--- Trecho ---

Gonet diz não ter proximidade com Vorcaro e cita encontro em 2024
Procurador-geral afirma ter se encontrado uma única vez com Daniel Vorcaro e classifica ligação telefônica como breve e sem relevância. STF analisa se a Polícia Federal poderá prosseguir com as investigações envolvendo o Caso Banco Master.

Divulgação
O procurador-geral da República, Paulo Gonet, afirmou nesta terça-feira, 15 de setembro de 2026, que não mantém relação de proximidade com Daniel Vorcaro, fundador do Banco Master. Durante julgamento no Supremo Tribunal Federal, Gonet disse que os elementos analisados até agora não indicam a prática de irregularidades por parte dele.
Encontro ocorreu com outras autoridades
Segundo o procurador-geral, o único encontro com Vorcaro aconteceu em abril de 2024, em uma ocasião que reuniu várias autoridades. Gonet também reconheceu a existência de uma ligação telefônica intermediada por um advogado, mas classificou a conversa como “brevíssima e banal”.
Para Gonet, as informações obtidas nas apurações não apresentam conteúdo juridicamente relevante contra o chefe do Ministério Público Federal. Ao comentar o resultado da IPJ, ele afirmou que o material reunido traz apenas mensagens “sem nenhuma relevância jurídica”.

--- Itens do conjunto ---

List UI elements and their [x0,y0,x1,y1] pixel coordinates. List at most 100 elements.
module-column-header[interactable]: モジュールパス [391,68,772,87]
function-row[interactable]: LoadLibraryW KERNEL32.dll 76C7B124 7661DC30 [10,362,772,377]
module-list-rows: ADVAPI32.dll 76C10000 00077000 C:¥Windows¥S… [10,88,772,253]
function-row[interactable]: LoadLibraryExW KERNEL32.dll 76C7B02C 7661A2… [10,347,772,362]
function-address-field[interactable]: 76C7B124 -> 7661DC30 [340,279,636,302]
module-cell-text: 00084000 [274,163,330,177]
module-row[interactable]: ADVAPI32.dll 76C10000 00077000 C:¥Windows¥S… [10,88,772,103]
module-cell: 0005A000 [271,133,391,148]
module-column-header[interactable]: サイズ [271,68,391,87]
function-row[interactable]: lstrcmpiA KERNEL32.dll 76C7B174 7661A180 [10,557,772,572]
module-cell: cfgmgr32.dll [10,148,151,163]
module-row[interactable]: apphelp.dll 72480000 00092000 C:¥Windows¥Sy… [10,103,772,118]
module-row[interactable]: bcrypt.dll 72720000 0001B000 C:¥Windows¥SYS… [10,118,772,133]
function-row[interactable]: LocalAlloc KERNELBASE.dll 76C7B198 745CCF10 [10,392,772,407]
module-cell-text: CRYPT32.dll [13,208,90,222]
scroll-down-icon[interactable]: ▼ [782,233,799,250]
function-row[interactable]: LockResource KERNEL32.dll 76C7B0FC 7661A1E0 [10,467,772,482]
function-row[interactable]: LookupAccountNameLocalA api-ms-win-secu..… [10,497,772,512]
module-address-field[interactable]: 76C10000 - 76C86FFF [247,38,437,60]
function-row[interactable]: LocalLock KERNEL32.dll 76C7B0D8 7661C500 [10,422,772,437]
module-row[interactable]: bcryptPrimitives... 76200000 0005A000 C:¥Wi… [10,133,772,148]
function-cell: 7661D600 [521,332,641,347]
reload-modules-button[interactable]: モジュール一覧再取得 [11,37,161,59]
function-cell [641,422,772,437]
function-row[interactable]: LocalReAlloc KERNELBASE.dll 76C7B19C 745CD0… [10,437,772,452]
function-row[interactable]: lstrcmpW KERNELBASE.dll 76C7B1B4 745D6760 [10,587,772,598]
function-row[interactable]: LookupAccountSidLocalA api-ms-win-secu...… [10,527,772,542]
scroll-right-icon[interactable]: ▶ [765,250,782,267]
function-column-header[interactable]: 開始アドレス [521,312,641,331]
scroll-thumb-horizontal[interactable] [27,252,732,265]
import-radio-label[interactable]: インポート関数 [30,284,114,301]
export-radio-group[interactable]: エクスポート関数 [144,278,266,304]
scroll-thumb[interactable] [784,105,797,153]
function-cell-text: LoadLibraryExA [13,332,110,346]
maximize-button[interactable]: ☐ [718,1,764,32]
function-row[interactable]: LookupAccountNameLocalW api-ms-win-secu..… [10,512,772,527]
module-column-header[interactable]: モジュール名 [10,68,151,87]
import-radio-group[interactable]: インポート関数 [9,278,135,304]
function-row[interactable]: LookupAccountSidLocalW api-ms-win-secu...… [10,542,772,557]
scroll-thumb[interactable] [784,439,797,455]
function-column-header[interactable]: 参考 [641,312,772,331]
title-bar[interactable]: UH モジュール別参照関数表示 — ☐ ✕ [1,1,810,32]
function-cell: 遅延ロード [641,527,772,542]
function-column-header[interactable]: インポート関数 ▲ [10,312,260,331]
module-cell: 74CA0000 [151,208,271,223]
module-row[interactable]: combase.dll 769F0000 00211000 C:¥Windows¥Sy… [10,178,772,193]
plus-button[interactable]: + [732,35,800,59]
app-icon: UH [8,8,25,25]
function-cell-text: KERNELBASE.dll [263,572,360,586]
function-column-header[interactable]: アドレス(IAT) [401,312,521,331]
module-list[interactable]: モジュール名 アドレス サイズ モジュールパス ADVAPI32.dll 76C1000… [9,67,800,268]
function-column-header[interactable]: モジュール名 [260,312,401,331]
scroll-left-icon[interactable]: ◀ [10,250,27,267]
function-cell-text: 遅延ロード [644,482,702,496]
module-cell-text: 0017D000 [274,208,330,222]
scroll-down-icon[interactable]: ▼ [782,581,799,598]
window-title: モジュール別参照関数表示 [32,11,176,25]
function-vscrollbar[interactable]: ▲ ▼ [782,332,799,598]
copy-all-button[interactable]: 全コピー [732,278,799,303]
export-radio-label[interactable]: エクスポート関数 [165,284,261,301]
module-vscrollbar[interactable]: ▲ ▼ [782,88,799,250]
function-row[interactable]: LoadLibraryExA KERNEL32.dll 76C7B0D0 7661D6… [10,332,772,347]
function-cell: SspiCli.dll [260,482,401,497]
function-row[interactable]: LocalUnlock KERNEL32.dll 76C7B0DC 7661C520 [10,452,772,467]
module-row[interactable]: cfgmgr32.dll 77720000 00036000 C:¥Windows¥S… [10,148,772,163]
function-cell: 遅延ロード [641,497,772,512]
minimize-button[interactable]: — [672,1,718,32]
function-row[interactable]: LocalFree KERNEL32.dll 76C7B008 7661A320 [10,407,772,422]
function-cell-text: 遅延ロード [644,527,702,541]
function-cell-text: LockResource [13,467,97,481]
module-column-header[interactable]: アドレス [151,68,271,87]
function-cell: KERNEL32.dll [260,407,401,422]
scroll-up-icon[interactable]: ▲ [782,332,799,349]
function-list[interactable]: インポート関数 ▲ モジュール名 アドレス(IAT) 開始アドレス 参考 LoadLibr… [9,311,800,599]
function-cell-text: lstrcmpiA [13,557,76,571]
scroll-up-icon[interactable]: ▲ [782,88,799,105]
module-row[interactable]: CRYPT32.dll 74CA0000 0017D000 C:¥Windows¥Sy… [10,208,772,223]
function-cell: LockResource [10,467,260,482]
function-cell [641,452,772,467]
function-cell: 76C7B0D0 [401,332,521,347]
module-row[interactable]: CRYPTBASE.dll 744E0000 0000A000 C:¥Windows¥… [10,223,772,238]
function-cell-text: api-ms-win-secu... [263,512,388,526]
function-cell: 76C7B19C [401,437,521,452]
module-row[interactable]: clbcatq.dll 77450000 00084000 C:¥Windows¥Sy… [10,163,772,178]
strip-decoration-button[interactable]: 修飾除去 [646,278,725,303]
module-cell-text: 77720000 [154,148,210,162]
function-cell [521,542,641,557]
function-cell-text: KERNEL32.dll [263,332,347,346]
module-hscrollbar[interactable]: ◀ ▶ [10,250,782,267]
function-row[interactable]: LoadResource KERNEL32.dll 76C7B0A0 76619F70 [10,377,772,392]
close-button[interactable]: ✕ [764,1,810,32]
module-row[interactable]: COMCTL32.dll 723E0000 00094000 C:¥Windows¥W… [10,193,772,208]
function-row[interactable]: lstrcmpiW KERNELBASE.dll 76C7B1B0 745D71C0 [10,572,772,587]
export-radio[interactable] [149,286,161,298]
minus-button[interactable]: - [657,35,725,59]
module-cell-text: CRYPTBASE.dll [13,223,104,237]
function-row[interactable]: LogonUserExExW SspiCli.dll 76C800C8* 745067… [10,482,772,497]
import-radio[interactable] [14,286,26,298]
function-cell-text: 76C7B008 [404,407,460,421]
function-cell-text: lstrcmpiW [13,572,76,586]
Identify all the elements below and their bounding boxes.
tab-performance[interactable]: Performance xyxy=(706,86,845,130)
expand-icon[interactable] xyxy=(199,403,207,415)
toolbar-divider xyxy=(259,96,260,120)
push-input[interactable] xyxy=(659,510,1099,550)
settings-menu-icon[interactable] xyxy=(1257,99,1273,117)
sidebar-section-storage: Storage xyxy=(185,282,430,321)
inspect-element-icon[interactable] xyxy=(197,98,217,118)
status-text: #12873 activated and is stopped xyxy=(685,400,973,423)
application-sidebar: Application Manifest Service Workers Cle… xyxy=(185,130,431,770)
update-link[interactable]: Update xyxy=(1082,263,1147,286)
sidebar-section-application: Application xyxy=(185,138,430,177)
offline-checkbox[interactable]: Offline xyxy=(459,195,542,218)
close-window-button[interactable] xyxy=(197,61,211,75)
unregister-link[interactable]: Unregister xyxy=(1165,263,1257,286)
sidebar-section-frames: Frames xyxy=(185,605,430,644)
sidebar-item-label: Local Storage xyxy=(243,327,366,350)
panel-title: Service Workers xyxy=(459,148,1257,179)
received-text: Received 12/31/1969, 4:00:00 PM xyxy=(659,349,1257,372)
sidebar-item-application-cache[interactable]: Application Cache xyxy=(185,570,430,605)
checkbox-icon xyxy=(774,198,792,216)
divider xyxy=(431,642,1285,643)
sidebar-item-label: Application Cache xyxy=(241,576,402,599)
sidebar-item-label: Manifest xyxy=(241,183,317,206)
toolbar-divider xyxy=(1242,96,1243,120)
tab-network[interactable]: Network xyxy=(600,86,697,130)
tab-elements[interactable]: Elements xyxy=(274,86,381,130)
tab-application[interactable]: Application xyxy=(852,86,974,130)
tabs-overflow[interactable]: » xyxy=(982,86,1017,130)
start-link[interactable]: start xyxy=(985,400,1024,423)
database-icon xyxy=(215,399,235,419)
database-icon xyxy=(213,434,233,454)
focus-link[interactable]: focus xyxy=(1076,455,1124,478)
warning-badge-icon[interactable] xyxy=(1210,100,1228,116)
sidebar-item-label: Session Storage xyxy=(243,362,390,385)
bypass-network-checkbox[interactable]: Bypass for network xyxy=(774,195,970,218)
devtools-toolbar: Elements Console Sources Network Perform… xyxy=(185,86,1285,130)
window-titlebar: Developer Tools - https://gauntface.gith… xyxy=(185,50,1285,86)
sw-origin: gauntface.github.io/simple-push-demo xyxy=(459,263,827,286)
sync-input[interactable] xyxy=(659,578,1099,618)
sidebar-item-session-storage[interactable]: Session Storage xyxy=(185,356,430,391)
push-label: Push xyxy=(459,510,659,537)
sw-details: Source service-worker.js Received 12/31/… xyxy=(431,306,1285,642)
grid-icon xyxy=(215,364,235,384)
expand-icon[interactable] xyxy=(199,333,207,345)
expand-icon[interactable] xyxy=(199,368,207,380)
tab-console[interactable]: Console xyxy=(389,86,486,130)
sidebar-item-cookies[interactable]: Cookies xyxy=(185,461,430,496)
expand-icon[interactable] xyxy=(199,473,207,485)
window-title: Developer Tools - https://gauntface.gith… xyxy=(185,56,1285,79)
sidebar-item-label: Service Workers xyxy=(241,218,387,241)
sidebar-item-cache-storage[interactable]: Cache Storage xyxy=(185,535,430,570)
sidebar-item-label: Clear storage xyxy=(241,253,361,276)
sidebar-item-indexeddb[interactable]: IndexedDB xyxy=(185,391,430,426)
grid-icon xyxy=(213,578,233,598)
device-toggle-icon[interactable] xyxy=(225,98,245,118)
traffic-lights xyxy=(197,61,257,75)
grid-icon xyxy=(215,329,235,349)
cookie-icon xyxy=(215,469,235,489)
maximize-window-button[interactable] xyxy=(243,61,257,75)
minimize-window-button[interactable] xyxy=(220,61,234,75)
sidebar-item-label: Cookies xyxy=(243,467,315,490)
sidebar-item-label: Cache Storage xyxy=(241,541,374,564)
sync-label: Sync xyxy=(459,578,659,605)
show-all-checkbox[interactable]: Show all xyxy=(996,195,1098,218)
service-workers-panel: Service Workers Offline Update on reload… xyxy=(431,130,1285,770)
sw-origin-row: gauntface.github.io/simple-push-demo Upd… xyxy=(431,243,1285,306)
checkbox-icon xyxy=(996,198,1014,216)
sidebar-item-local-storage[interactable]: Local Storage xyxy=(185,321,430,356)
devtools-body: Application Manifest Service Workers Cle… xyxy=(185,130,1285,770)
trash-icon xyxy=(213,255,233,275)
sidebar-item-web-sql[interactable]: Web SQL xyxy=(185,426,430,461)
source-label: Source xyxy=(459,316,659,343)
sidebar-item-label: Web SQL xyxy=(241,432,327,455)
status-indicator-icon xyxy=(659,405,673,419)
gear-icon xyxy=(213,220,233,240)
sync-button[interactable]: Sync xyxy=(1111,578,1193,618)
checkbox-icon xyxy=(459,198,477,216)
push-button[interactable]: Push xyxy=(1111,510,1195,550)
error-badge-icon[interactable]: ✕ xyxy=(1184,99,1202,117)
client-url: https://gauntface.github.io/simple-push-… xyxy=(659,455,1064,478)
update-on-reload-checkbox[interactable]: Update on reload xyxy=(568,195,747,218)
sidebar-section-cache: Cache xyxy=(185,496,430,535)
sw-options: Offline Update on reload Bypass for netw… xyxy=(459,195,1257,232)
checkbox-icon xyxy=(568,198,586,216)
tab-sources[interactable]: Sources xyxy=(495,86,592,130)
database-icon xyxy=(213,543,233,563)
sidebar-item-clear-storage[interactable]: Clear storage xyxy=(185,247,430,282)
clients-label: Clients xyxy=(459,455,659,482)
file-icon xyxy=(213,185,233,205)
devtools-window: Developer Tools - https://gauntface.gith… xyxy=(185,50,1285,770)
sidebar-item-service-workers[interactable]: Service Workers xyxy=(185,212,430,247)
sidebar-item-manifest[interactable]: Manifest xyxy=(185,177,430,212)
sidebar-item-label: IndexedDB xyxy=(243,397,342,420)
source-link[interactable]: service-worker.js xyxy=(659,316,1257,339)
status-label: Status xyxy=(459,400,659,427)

---

▸ **Objetivo do exercício**:
Dê sequência à notícia sobre as declarações de Paulo Gonet a respeito de Daniel Vorcaro, começando logo após a última frase apresentada. Os itens foram obtidos de outra fonte.

▸ **Resposta do exercício**:
STF analisa autorização para novas investigações
O nome de Gonet surgiu durante debates entre os ministros Alexandre de Moraes e André Mendonça, em uma sessão sobre o relatório da Polícia Federal que aponta possíveis ligações entre Vorcaro e integrantes do Supremo. Os ministros avaliam se a corporação poderá continuar as apurações relacionadas ao Caso Banco Master.
O procedimento ganhou destaque após Mendonça tornar público, em 1º de setembro, um relatório que identifica interlocuções entre Vorcaro e Moraes. O documento afirma que o empresário teria solicitado interferência do ministro nas investigações antes de ser preso, em 17 de novembro de 2025.
O relatório também menciona contratos milionários entre o Banco Master e o escritório de advocacia de Viviane Barci de Moraes, mulher de Alexandre de Moraes. As informações serão avaliadas pelo plenário antes de qualquer definição sobre o avanço das diligências.
PGR questiona validade do procedimento da PF
A Procuradoria-Geral da República sustentou que o procedimento da Polícia Federal apresenta dois problemas. O primeiro seria a realização de diligências contra pessoas específicas sem pedido do Ministério Público ou iniciativa da própria corporação. O segundo envolve a necessidade de autorização do plenário do STF para investigar um ministro da Corte.
Disputa processual envolve Mendonça
Em razão da condução do caso, Mendonça passou a ser alvo de um pedido apresentado por Alexandre de Moraes, que pede sua investigação por suspeita de abuso de autoridade e improbidade administrativa. O presidente do STF, Edson Fachin, assumiu a relatoria do procedimento, que terá julgamento separado marcado para 23 de setembro.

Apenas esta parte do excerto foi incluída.